Description of the task: Reproduce every line of the following records verbatim, leaving each character unchanged.

[Items from a dataset]
+++++

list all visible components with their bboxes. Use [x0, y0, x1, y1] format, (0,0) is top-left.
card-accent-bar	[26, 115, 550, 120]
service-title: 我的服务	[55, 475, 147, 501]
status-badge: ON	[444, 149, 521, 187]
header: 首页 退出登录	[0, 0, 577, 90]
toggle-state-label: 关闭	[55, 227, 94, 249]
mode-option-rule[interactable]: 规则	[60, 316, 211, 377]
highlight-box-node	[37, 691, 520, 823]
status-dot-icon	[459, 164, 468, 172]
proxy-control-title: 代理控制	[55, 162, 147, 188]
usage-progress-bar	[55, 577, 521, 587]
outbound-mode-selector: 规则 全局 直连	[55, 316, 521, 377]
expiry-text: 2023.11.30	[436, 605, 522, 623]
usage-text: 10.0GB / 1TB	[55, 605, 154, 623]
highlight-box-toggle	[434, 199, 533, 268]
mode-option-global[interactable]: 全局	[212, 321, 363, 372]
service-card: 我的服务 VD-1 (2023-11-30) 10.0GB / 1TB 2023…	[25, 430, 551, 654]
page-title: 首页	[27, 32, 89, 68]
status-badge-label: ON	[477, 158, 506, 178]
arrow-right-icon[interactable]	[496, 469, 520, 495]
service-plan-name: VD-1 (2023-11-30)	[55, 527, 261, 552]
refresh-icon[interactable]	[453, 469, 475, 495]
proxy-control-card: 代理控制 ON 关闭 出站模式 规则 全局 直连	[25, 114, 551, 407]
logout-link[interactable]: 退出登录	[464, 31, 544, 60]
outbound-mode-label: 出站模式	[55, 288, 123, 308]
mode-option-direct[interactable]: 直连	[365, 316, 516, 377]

+++++

Written reply:
list all visible components with their bboxes. Use [x0, y0, x1, y1] format, (0,0) is top-left.
card-accent-bar	[26, 115, 550, 120]
service-title: 我的服务	[55, 475, 147, 501]
status-badge: ON	[444, 149, 521, 187]
header: 首页 退出登录	[0, 0, 577, 90]
toggle-state-label: 关闭	[55, 227, 94, 249]
mode-option-rule[interactable]: 规则	[60, 316, 211, 377]
highlight-box-node	[37, 691, 520, 823]
status-dot-icon	[459, 164, 468, 172]
proxy-control-title: 代理控制	[55, 162, 147, 188]
usage-progress-bar	[55, 577, 521, 587]
outbound-mode-selector: 规则 全局 直连	[55, 316, 521, 377]
expiry-text: 2023.11.30	[436, 605, 522, 623]
usage-text: 10.0GB / 1TB	[55, 605, 154, 623]
highlight-box-toggle	[434, 199, 533, 268]
mode-option-global[interactable]: 全局	[212, 321, 363, 372]
service-card: 我的服务 VD-1 (2023-11-30) 10.0GB / 1TB 2023…	[25, 430, 551, 654]
page-title: 首页	[27, 32, 89, 68]
status-badge-label: ON	[477, 158, 506, 178]
arrow-right-icon[interactable]	[496, 469, 520, 495]
service-plan-name: VD-1 (2023-11-30)	[55, 527, 261, 552]
refresh-icon[interactable]	[453, 469, 475, 495]
proxy-control-card: 代理控制 ON 关闭 出站模式 规则 全局 直连	[25, 114, 551, 407]
logout-link[interactable]: 退出登录	[464, 31, 544, 60]
outbound-mode-label: 出站模式	[55, 288, 123, 308]
mode-option-direct[interactable]: 直连	[365, 316, 516, 377]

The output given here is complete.